**GIVEN PROBLEM:**
Looking at the listing beneath, work out how many lines hold "twips" and report only that figure.

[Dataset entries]
******************************

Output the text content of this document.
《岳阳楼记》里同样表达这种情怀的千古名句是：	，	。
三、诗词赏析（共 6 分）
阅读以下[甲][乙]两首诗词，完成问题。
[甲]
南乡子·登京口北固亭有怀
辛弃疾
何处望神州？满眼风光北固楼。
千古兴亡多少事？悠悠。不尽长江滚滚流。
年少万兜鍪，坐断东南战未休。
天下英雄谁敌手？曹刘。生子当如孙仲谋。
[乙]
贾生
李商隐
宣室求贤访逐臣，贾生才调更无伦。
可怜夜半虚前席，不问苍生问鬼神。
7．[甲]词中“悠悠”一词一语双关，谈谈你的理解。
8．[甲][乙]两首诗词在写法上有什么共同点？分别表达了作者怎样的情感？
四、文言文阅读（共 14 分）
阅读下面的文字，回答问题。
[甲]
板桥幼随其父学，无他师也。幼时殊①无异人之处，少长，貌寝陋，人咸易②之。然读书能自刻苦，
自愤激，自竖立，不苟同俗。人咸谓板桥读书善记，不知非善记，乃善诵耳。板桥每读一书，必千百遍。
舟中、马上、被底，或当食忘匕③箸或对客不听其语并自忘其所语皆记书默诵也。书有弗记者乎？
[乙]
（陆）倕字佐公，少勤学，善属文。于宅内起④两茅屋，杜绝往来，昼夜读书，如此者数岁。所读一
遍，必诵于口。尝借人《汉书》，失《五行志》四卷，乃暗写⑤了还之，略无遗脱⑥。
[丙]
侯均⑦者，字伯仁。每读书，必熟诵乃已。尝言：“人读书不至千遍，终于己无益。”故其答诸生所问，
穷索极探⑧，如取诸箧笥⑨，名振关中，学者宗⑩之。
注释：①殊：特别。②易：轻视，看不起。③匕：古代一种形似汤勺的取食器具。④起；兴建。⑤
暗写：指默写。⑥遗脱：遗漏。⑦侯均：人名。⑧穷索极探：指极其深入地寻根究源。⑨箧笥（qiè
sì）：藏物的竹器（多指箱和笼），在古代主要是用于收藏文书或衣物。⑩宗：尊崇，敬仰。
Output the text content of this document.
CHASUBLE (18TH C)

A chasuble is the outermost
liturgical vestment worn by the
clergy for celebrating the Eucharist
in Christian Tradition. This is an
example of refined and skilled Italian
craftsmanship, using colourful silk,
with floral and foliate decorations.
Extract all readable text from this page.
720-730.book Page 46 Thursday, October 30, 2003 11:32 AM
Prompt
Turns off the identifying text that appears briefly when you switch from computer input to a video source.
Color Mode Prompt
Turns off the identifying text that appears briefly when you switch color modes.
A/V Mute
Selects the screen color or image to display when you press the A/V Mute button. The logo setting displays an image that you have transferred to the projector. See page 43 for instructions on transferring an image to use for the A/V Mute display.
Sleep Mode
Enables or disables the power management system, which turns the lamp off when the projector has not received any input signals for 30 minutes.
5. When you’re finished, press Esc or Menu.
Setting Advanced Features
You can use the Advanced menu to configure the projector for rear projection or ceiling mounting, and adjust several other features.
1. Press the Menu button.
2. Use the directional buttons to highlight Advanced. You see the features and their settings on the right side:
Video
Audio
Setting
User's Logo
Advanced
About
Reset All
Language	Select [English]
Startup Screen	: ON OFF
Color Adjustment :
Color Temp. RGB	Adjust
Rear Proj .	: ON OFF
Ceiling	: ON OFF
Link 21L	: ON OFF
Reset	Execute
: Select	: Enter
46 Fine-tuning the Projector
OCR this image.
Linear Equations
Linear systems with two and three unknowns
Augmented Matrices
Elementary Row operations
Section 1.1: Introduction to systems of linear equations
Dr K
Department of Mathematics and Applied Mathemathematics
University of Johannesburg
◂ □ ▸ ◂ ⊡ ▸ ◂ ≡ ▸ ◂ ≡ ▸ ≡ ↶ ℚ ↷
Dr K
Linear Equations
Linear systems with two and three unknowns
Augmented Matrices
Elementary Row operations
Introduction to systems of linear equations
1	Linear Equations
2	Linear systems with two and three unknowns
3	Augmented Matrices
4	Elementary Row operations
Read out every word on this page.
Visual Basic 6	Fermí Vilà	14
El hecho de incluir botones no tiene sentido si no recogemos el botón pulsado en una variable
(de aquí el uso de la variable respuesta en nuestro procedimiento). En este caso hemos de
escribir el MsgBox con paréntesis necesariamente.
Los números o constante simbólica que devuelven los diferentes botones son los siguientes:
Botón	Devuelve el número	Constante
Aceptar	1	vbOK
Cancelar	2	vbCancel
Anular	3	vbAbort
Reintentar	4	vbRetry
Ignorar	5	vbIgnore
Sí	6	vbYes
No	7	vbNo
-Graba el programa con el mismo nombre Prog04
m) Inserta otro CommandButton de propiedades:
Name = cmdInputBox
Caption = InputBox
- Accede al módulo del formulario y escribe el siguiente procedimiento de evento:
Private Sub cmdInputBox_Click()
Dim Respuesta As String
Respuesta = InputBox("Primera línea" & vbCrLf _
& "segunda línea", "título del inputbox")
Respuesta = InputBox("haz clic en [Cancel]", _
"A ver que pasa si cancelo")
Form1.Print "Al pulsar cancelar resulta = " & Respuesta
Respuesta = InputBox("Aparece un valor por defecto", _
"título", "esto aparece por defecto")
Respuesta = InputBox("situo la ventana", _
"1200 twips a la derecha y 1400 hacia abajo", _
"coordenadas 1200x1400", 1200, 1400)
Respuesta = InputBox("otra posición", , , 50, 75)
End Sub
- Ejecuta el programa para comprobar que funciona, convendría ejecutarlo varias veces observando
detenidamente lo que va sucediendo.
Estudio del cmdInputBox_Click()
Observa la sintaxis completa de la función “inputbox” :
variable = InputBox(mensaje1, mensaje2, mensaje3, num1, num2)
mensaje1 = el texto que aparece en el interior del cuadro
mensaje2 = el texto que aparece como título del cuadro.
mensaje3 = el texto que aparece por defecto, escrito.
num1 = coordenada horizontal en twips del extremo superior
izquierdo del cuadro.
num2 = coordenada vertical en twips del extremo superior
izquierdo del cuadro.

******************************

**EXERCISE OUTPUT:**
3